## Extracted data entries
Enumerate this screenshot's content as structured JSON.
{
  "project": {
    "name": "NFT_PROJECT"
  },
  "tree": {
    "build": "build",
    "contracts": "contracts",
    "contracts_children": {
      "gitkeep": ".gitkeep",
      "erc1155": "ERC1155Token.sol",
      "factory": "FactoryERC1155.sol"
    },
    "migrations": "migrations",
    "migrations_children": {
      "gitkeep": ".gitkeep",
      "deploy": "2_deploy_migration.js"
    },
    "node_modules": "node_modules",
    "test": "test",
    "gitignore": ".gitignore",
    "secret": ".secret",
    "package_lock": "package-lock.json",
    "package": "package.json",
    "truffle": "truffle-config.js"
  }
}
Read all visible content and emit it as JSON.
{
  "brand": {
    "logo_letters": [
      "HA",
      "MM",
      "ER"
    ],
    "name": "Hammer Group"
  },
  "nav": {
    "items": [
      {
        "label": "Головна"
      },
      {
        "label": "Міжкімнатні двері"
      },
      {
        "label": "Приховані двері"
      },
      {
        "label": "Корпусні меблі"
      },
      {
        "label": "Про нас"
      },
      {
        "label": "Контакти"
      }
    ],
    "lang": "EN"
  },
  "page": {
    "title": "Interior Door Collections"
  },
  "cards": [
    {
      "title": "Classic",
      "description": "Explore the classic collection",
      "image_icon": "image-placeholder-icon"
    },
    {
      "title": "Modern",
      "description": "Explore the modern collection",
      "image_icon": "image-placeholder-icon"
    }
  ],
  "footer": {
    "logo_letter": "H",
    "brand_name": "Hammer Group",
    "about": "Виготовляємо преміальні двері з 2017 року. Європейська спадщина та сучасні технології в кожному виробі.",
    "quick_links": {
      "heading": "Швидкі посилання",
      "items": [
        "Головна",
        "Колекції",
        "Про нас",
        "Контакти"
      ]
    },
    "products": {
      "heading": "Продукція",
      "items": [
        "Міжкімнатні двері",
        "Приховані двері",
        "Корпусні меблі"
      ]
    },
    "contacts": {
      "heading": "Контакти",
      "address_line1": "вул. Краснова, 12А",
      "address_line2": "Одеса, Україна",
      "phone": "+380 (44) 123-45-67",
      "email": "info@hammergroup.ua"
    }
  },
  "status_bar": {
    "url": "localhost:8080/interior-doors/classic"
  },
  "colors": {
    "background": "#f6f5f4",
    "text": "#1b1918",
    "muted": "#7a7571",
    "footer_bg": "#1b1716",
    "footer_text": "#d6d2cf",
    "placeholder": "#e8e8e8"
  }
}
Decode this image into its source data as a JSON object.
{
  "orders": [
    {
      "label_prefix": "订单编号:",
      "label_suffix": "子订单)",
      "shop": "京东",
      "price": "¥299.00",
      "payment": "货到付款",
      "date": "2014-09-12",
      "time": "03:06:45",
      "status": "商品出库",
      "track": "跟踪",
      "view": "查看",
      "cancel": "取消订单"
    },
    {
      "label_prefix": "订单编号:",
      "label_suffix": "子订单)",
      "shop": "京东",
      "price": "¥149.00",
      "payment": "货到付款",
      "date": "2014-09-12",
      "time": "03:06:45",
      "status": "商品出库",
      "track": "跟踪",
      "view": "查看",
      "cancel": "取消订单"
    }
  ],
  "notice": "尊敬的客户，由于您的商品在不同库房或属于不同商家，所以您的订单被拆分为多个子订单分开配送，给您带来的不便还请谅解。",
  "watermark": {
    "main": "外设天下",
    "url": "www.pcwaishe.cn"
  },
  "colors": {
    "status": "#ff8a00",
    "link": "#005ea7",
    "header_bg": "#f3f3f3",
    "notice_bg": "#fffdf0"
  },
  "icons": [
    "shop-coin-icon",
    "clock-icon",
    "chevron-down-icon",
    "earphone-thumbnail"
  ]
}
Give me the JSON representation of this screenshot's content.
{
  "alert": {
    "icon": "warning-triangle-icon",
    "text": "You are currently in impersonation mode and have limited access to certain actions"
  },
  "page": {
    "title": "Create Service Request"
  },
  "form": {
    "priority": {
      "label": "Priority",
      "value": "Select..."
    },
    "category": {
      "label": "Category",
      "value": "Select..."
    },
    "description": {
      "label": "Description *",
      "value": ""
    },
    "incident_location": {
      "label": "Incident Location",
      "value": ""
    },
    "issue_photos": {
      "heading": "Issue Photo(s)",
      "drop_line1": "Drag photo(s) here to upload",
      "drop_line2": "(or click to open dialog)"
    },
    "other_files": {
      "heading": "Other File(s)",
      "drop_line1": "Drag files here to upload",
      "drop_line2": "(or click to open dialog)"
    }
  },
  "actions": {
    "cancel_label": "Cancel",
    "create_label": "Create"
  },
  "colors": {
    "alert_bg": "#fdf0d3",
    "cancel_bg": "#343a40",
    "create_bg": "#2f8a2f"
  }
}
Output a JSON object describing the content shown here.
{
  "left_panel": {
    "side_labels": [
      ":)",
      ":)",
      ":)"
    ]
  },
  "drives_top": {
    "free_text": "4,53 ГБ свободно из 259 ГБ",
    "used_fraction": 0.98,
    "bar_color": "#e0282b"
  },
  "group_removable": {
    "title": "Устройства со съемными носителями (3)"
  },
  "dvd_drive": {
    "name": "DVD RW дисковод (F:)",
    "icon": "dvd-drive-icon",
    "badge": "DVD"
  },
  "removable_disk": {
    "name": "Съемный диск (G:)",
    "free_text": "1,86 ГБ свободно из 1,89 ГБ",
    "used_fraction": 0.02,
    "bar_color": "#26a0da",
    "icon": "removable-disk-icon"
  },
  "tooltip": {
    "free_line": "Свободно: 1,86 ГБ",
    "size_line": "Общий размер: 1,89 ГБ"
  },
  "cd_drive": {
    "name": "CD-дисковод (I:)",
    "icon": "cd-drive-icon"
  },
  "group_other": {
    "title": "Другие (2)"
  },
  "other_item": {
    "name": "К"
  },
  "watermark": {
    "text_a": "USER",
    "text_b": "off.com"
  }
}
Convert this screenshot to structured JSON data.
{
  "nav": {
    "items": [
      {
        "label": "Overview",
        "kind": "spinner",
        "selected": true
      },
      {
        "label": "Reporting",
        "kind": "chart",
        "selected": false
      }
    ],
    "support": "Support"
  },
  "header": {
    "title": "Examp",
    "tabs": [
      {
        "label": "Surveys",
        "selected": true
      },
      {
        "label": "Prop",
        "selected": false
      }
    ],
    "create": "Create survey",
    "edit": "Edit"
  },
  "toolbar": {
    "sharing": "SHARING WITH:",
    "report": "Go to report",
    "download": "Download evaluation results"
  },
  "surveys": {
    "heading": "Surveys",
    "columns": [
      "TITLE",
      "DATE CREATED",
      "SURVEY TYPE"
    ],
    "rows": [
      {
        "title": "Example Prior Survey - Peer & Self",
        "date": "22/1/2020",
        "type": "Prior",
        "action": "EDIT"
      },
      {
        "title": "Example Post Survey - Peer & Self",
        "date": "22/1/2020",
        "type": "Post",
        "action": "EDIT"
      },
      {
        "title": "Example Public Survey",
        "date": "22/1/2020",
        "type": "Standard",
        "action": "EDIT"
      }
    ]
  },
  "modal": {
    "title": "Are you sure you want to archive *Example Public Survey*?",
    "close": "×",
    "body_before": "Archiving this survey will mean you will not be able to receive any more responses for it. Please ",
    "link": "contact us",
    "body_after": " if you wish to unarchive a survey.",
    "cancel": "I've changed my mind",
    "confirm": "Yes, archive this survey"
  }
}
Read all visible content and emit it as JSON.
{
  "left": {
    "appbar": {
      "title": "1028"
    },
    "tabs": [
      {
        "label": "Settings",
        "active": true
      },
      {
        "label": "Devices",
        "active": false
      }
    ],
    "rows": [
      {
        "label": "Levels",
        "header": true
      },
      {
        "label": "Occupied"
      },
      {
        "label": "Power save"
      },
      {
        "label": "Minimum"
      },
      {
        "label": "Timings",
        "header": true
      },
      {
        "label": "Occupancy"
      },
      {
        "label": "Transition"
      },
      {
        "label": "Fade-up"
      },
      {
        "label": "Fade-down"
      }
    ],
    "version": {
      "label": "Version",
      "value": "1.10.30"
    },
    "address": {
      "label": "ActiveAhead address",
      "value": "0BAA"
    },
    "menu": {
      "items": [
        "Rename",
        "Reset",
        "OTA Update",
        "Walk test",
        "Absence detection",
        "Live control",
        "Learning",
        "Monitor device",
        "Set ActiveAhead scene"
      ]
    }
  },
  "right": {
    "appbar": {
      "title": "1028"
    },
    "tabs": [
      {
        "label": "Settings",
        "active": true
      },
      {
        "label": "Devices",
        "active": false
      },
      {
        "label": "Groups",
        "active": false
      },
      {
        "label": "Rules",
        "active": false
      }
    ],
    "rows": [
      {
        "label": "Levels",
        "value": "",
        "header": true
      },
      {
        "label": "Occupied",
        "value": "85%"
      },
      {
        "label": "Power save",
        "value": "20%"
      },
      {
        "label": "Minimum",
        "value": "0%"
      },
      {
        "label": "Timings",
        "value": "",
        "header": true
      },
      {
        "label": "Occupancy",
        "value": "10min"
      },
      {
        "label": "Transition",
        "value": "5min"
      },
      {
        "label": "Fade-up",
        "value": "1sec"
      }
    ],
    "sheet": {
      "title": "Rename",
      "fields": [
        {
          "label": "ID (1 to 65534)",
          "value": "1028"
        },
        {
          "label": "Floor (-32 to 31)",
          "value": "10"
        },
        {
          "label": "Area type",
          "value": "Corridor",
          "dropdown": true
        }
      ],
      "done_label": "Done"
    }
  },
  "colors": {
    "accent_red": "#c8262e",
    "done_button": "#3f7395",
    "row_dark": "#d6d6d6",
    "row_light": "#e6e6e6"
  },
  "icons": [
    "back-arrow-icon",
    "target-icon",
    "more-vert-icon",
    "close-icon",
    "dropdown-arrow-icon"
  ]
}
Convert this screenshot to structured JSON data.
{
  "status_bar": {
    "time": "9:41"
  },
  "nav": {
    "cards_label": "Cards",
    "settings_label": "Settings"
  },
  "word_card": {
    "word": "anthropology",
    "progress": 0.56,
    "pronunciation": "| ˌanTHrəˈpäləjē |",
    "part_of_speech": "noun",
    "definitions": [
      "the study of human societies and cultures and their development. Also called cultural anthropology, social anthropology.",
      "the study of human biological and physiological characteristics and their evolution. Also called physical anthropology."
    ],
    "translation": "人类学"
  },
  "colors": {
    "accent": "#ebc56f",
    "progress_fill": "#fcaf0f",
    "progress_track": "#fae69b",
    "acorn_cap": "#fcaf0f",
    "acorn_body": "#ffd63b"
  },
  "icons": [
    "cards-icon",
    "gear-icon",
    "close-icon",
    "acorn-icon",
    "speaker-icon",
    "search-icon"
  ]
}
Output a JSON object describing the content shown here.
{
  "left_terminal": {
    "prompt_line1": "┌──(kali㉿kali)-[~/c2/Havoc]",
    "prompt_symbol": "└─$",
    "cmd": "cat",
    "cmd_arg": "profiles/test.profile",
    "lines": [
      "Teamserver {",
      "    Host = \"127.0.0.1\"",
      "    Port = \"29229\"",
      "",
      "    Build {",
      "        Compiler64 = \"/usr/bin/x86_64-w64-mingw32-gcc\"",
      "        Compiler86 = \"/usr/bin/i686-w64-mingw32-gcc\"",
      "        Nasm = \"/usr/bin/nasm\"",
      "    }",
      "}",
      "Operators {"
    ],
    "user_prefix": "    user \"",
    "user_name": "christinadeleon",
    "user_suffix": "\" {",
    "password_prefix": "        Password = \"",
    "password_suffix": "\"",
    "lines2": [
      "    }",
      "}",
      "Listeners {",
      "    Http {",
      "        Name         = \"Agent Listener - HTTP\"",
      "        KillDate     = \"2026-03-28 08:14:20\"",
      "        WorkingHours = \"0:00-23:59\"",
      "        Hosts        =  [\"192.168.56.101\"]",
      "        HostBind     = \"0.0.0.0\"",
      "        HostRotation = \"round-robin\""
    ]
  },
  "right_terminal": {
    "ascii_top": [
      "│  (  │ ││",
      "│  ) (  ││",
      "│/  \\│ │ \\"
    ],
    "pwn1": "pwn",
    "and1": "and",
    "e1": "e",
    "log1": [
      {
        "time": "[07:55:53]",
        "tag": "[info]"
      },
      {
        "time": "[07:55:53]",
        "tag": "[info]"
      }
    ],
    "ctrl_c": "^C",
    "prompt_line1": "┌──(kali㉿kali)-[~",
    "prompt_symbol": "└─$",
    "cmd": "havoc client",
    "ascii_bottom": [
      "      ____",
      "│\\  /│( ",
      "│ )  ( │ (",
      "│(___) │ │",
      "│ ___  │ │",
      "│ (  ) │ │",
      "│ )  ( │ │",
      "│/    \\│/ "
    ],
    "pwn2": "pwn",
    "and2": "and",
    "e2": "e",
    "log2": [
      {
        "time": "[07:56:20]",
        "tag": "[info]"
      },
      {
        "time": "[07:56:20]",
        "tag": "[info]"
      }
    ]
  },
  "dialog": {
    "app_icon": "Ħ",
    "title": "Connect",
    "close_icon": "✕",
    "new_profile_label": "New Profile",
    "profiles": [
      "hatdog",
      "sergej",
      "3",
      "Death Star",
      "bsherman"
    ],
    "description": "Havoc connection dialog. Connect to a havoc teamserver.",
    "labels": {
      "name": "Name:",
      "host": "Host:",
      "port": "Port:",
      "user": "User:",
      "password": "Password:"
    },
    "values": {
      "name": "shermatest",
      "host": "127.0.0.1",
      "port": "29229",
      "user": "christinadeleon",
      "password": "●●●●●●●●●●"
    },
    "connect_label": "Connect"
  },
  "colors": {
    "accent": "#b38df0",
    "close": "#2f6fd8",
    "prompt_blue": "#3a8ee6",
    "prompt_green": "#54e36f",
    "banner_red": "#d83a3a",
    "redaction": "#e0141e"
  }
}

## Description of the task
Only the number is wanted: count the lines of the records that hold the word "arrow".

## Exercise response
2